**Task statement**:
Gather up the lines that contain "Monitoring".

* * * *

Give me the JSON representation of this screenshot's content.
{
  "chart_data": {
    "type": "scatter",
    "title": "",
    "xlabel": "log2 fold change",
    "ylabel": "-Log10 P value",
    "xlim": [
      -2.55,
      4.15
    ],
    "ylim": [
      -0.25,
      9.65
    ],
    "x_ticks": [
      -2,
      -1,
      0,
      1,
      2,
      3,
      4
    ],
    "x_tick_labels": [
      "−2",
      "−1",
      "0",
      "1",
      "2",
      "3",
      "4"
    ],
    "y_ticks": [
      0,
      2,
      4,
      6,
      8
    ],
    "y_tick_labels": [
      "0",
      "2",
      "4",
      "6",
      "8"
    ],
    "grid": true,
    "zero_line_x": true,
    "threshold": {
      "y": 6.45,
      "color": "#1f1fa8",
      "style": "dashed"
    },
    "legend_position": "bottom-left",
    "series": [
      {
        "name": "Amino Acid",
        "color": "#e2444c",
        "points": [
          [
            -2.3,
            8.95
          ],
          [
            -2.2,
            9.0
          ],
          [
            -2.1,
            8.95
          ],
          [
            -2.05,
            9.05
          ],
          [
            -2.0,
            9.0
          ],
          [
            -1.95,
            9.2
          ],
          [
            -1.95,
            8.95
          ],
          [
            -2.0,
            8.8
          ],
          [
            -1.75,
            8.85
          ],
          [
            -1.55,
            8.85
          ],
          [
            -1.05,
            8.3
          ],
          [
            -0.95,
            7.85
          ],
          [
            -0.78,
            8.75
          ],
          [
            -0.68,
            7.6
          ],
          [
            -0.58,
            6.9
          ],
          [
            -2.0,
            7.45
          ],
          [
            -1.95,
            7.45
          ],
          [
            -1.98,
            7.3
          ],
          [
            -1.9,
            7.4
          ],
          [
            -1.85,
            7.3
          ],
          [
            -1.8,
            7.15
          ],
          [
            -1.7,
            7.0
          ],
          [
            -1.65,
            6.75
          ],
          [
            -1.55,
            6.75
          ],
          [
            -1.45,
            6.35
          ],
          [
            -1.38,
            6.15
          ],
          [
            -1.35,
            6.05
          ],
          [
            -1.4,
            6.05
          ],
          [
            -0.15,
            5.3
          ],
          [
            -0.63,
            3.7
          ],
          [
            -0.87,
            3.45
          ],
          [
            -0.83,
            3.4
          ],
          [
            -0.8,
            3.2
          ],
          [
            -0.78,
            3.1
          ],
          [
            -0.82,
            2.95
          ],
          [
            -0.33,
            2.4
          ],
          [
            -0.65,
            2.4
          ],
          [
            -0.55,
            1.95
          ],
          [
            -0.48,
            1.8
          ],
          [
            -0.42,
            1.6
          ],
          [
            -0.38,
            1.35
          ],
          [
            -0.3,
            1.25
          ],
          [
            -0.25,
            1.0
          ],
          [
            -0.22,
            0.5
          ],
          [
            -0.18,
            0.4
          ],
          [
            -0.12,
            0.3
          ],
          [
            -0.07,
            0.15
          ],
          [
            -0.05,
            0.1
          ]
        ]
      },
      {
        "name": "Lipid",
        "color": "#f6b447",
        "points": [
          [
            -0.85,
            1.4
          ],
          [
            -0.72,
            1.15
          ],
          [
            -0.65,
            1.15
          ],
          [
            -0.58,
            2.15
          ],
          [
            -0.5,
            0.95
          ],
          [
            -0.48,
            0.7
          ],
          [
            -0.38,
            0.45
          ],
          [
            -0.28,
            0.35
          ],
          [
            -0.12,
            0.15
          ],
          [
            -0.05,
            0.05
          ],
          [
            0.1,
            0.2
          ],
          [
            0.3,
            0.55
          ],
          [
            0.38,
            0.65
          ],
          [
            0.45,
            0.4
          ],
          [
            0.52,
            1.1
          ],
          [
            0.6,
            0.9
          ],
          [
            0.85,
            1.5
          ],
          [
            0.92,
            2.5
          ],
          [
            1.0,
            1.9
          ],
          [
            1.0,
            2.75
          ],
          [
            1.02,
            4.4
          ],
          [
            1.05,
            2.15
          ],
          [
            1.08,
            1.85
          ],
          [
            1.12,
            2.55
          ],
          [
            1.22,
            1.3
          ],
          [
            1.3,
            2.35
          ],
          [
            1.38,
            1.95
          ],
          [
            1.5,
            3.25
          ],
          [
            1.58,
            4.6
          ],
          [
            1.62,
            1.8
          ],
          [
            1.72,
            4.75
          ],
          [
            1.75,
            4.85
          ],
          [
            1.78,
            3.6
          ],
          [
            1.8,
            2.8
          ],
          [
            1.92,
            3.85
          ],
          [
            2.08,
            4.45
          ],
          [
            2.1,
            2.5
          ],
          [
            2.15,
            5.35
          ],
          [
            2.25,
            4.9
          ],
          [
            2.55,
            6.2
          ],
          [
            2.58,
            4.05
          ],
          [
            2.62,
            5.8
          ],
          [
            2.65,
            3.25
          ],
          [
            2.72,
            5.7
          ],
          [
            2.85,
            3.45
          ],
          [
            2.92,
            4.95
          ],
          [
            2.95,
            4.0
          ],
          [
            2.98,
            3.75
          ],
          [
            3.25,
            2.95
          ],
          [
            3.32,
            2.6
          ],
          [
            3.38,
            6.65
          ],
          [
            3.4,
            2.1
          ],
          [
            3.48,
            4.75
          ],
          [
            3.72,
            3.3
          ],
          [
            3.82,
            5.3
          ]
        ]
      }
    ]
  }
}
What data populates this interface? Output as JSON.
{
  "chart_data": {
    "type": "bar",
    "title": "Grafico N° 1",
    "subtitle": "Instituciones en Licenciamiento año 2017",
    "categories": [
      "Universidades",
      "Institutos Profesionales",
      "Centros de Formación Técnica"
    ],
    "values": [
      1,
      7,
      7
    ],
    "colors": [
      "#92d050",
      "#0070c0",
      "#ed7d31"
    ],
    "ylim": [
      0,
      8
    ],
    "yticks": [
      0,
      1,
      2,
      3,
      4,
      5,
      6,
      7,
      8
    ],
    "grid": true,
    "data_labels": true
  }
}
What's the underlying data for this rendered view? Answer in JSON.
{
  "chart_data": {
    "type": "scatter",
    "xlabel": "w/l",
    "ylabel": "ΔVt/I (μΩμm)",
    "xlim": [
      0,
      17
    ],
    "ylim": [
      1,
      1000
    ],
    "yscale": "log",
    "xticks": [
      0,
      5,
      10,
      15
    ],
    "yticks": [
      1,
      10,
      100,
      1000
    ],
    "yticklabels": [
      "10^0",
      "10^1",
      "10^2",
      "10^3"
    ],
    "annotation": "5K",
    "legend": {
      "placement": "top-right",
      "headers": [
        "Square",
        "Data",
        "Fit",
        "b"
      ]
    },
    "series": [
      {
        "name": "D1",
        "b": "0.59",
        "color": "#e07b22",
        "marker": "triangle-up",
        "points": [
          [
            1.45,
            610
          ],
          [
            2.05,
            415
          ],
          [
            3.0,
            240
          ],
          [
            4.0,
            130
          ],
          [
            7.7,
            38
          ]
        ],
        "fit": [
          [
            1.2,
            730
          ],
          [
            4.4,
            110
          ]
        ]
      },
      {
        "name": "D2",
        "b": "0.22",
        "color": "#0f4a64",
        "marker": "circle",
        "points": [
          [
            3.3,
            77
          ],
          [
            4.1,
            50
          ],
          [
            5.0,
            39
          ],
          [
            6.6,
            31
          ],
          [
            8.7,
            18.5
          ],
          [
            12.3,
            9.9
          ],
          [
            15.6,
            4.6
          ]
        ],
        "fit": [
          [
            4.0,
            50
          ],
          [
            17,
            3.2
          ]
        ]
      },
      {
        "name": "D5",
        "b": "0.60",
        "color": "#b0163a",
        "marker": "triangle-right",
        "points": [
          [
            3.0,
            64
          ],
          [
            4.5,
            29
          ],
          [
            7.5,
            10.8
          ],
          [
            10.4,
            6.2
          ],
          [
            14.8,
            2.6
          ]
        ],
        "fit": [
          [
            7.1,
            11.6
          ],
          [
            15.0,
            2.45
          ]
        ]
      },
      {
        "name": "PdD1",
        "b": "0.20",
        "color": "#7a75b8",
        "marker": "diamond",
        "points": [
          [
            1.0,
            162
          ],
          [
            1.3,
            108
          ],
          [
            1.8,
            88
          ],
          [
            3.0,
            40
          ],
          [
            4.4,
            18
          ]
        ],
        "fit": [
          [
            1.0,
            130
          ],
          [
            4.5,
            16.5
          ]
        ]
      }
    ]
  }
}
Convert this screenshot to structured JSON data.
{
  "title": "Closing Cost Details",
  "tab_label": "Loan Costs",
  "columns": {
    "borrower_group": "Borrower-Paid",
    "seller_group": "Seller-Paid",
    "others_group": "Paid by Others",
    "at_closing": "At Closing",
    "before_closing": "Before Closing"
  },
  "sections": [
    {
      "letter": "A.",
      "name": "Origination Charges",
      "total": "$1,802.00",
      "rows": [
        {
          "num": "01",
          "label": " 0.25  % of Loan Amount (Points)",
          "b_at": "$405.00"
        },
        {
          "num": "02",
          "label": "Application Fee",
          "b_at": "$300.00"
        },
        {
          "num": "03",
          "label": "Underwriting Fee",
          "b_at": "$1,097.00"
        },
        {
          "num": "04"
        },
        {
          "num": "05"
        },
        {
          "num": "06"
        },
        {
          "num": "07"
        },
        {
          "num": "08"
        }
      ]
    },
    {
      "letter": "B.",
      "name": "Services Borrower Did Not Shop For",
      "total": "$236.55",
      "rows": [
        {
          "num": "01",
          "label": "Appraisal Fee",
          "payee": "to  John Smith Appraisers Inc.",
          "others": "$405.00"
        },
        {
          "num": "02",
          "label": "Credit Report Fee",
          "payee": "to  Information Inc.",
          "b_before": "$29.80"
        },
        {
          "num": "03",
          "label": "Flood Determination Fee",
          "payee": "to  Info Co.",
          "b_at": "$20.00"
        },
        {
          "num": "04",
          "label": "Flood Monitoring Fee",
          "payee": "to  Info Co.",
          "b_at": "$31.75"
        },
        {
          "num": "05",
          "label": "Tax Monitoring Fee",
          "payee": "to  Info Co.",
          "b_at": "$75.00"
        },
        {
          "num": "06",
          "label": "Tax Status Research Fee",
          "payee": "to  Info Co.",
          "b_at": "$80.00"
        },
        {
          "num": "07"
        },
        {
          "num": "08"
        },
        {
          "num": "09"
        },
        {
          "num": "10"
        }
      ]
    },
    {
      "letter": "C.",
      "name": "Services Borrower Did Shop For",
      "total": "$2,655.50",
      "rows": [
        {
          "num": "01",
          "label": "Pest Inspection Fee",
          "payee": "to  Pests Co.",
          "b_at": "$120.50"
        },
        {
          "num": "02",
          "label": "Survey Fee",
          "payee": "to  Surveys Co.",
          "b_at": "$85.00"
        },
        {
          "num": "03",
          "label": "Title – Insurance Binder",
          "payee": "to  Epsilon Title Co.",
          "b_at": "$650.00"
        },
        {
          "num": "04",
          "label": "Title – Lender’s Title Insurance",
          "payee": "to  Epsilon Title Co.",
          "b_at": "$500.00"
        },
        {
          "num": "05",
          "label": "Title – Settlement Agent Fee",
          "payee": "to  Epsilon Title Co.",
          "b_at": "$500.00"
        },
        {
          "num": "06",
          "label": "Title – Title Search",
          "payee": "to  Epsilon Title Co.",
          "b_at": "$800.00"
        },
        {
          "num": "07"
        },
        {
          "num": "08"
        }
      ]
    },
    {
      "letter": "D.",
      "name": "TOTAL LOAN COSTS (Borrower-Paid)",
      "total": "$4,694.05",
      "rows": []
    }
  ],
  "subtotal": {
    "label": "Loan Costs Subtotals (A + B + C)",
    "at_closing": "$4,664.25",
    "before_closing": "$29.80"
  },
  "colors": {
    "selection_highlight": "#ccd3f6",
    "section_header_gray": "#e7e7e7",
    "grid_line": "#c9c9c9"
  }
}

* * * *

**Solution to this problem**:
          "label": "Flood Monitoring Fee",
          "label": "Tax Monitoring Fee",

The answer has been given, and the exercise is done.